## To be done
Copy out all of the data below with no alterations.

## Data listing
------------------------------------------------
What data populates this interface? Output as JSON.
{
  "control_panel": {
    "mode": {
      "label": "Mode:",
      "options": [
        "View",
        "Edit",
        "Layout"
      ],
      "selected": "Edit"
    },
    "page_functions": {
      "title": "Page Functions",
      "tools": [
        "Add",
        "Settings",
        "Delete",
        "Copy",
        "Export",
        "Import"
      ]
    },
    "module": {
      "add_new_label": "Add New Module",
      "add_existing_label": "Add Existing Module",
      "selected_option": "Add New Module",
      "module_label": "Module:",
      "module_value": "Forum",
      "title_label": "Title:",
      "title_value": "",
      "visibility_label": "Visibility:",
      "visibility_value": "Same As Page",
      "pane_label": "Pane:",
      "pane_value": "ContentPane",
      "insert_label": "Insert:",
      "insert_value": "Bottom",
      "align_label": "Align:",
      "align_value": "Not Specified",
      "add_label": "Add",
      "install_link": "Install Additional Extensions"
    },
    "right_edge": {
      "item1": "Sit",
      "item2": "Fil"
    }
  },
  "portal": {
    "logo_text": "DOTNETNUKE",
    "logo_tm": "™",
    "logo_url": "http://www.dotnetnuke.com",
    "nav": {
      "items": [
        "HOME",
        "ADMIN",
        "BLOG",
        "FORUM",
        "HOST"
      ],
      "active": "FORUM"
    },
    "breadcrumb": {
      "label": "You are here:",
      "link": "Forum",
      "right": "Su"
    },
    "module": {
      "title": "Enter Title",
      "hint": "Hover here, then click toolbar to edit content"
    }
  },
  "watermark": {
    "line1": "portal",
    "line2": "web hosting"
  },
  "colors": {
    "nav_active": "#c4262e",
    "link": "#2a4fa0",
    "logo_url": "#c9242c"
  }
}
------------------------------------------------
## Expected answer
What data populates this interface? Output as JSON.
{
  "control_panel": {
    "mode": {
      "label": "Mode:",
      "options": [
        "View",
        "Edit",
        "Layout"
      ],
      "selected": "Edit"
    },
    "page_functions": {
      "title": "Page Functions",
      "tools": [
        "Add",
        "Settings",
        "Delete",
        "Copy",
        "Export",
        "Import"
      ]
    },
    "module": {
      "add_new_label": "Add New Module",
      "add_existing_label": "Add Existing Module",
      "selected_option": "Add New Module",
      "module_label": "Module:",
      "module_value": "Forum",
      "title_label": "Title:",
      "title_value": "",
      "visibility_label": "Visibility:",
      "visibility_value": "Same As Page",
      "pane_label": "Pane:",
      "pane_value": "ContentPane",
      "insert_label": "Insert:",
      "insert_value": "Bottom",
      "align_label": "Align:",
      "align_value": "Not Specified",
      "add_label": "Add",
      "install_link": "Install Additional Extensions"
    },
    "right_edge": {
      "item1": "Sit",
      "item2": "Fil"
    }
  },
  "portal": {
    "logo_text": "DOTNETNUKE",
    "logo_tm": "™",
    "logo_url": "http://www.dotnetnuke.com",
    "nav": {
      "items": [
        "HOME",
        "ADMIN",
        "BLOG",
        "FORUM",
        "HOST"
      ],
      "active": "FORUM"
    },
    "breadcrumb": {
      "label": "You are here:",
      "link": "Forum",
      "right": "Su"
    },
    "module": {
      "title": "Enter Title",
      "hint": "Hover here, then click toolbar to edit content"
    }
  },
  "watermark": {
    "line1": "portal",
    "line2": "web hosting"
  },
  "colors": {
    "nav_active": "#c4262e",
    "link": "#2a4fa0",
    "logo_url": "#c9242c"
  }
}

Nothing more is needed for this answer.